• PROMPT: Copy each line of the listing below exactly.
## START
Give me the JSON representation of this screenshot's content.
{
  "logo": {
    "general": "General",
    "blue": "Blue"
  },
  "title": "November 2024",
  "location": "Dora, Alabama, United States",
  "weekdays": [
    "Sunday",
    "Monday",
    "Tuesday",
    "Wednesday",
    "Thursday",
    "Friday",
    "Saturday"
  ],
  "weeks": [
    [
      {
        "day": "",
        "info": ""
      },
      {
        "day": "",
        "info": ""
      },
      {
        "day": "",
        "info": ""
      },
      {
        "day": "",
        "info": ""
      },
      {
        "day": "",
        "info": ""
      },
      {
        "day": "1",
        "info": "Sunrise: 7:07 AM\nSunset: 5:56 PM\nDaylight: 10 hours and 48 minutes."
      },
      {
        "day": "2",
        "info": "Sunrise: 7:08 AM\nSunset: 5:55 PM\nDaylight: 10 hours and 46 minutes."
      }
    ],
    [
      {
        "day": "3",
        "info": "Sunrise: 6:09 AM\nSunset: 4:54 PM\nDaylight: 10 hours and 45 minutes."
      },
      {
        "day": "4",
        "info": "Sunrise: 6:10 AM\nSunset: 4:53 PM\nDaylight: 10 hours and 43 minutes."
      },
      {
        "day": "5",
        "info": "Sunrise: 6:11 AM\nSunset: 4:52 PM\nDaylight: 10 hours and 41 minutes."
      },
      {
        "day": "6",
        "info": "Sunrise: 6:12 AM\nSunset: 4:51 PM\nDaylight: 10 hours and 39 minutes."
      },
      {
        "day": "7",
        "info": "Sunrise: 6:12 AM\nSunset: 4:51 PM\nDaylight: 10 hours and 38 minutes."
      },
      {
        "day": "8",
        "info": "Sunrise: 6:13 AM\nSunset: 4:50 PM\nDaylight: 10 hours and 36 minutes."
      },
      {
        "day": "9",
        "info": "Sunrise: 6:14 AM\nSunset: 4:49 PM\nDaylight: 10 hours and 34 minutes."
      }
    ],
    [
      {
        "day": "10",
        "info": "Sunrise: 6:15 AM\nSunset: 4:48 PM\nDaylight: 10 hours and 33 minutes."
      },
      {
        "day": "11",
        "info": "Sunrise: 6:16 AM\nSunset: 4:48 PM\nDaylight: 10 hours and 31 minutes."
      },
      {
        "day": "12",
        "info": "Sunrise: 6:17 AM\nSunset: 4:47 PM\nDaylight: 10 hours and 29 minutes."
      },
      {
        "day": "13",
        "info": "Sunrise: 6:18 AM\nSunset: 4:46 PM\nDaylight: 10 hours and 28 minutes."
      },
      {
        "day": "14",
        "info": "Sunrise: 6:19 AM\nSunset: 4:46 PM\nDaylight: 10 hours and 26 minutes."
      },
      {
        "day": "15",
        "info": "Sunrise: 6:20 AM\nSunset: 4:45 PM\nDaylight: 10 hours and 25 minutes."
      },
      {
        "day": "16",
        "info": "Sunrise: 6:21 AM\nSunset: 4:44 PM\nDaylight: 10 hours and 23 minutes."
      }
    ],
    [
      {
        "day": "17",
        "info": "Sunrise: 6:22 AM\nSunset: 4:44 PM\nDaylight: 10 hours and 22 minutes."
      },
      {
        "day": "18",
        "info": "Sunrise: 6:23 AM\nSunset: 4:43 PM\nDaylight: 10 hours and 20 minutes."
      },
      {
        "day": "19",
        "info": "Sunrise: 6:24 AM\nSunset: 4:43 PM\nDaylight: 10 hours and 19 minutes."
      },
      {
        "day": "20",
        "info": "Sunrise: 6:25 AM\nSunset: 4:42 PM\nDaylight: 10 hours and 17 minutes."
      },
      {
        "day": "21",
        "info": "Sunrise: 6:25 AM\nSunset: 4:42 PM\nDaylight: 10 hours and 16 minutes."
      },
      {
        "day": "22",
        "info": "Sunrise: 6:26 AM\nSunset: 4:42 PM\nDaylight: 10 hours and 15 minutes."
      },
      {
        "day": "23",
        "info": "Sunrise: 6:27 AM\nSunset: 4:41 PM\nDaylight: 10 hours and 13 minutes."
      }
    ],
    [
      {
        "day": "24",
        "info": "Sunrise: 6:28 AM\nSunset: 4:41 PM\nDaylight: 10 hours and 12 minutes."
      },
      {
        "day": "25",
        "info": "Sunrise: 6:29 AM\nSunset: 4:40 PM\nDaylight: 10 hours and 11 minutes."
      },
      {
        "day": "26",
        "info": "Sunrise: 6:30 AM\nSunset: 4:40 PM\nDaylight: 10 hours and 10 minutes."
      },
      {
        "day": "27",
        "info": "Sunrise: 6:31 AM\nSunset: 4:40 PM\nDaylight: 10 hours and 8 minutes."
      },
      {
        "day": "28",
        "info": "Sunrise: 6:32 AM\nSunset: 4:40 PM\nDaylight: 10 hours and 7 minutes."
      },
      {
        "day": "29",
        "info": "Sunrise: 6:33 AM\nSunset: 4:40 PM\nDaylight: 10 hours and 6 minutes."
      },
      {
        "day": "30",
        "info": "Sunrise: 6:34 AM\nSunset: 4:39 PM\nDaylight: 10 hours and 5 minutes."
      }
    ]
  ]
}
## END
• ANSWER BELOW:
Give me the JSON representation of this screenshot's content.
{
  "logo": {
    "general": "General",
    "blue": "Blue"
  },
  "title": "November 2024",
  "location": "Dora, Alabama, United States",
  "weekdays": [
    "Sunday",
    "Monday",
    "Tuesday",
    "Wednesday",
    "Thursday",
    "Friday",
    "Saturday"
  ],
  "weeks": [
    [
      {
        "day": "",
        "info": ""
      },
      {
        "day": "",
        "info": ""
      },
      {
        "day": "",
        "info": ""
      },
      {
        "day": "",
        "info": ""
      },
      {
        "day": "",
        "info": ""
      },
      {
        "day": "1",
        "info": "Sunrise: 7:07 AM\nSunset: 5:56 PM\nDaylight: 10 hours and 48 minutes."
      },
      {
        "day": "2",
        "info": "Sunrise: 7:08 AM\nSunset: 5:55 PM\nDaylight: 10 hours and 46 minutes."
      }
    ],
    [
      {
        "day": "3",
        "info": "Sunrise: 6:09 AM\nSunset: 4:54 PM\nDaylight: 10 hours and 45 minutes."
      },
      {
        "day": "4",
        "info": "Sunrise: 6:10 AM\nSunset: 4:53 PM\nDaylight: 10 hours and 43 minutes."
      },
      {
        "day": "5",
        "info": "Sunrise: 6:11 AM\nSunset: 4:52 PM\nDaylight: 10 hours and 41 minutes."
      },
      {
        "day": "6",
        "info": "Sunrise: 6:12 AM\nSunset: 4:51 PM\nDaylight: 10 hours and 39 minutes."
      },
      {
        "day": "7",
        "info": "Sunrise: 6:12 AM\nSunset: 4:51 PM\nDaylight: 10 hours and 38 minutes."
      },
      {
        "day": "8",
        "info": "Sunrise: 6:13 AM\nSunset: 4:50 PM\nDaylight: 10 hours and 36 minutes."
      },
      {
        "day": "9",
        "info": "Sunrise: 6:14 AM\nSunset: 4:49 PM\nDaylight: 10 hours and 34 minutes."
      }
    ],
    [
      {
        "day": "10",
        "info": "Sunrise: 6:15 AM\nSunset: 4:48 PM\nDaylight: 10 hours and 33 minutes."
      },
      {
        "day": "11",
        "info": "Sunrise: 6:16 AM\nSunset: 4:48 PM\nDaylight: 10 hours and 31 minutes."
      },
      {
        "day": "12",
        "info": "Sunrise: 6:17 AM\nSunset: 4:47 PM\nDaylight: 10 hours and 29 minutes."
      },
      {
        "day": "13",
        "info": "Sunrise: 6:18 AM\nSunset: 4:46 PM\nDaylight: 10 hours and 28 minutes."
      },
      {
        "day": "14",
        "info": "Sunrise: 6:19 AM\nSunset: 4:46 PM\nDaylight: 10 hours and 26 minutes."
      },
      {
        "day": "15",
        "info": "Sunrise: 6:20 AM\nSunset: 4:45 PM\nDaylight: 10 hours and 25 minutes."
      },
      {
        "day": "16",
        "info": "Sunrise: 6:21 AM\nSunset: 4:44 PM\nDaylight: 10 hours and 23 minutes."
      }
    ],
    [
      {
        "day": "17",
        "info": "Sunrise: 6:22 AM\nSunset: 4:44 PM\nDaylight: 10 hours and 22 minutes."
      },
      {
        "day": "18",
        "info": "Sunrise: 6:23 AM\nSunset: 4:43 PM\nDaylight: 10 hours and 20 minutes."
      },
      {
        "day": "19",
        "info": "Sunrise: 6:24 AM\nSunset: 4:43 PM\nDaylight: 10 hours and 19 minutes."
      },
      {
        "day": "20",
        "info": "Sunrise: 6:25 AM\nSunset: 4:42 PM\nDaylight: 10 hours and 17 minutes."
      },
      {
        "day": "21",
        "info": "Sunrise: 6:25 AM\nSunset: 4:42 PM\nDaylight: 10 hours and 16 minutes."
      },
      {
        "day": "22",
        "info": "Sunrise: 6:26 AM\nSunset: 4:42 PM\nDaylight: 10 hours and 15 minutes."
      },
      {
        "day": "23",
        "info": "Sunrise: 6:27 AM\nSunset: 4:41 PM\nDaylight: 10 hours and 13 minutes."
      }
    ],
    [
      {
        "day": "24",
        "info": "Sunrise: 6:28 AM\nSunset: 4:41 PM\nDaylight: 10 hours and 12 minutes."
      },
      {
        "day": "25",
        "info": "Sunrise: 6:29 AM\nSunset: 4:40 PM\nDaylight: 10 hours and 11 minutes."
      },
      {
        "day": "26",
        "info": "Sunrise: 6:30 AM\nSunset: 4:40 PM\nDaylight: 10 hours and 10 minutes."
      },
      {
        "day": "27",
        "info": "Sunrise: 6:31 AM\nSunset: 4:40 PM\nDaylight: 10 hours and 8 minutes."
      },
      {
        "day": "28",
        "info": "Sunrise: 6:32 AM\nSunset: 4:40 PM\nDaylight: 10 hours and 7 minutes."
      },
      {
        "day": "29",
        "info": "Sunrise: 6:33 AM\nSunset: 4:40 PM\nDaylight: 10 hours and 6 minutes."
      },
      {
        "day": "30",
        "info": "Sunrise: 6:34 AM\nSunset: 4:39 PM\nDaylight: 10 hours and 5 minutes."
      }
    ]
  ]
}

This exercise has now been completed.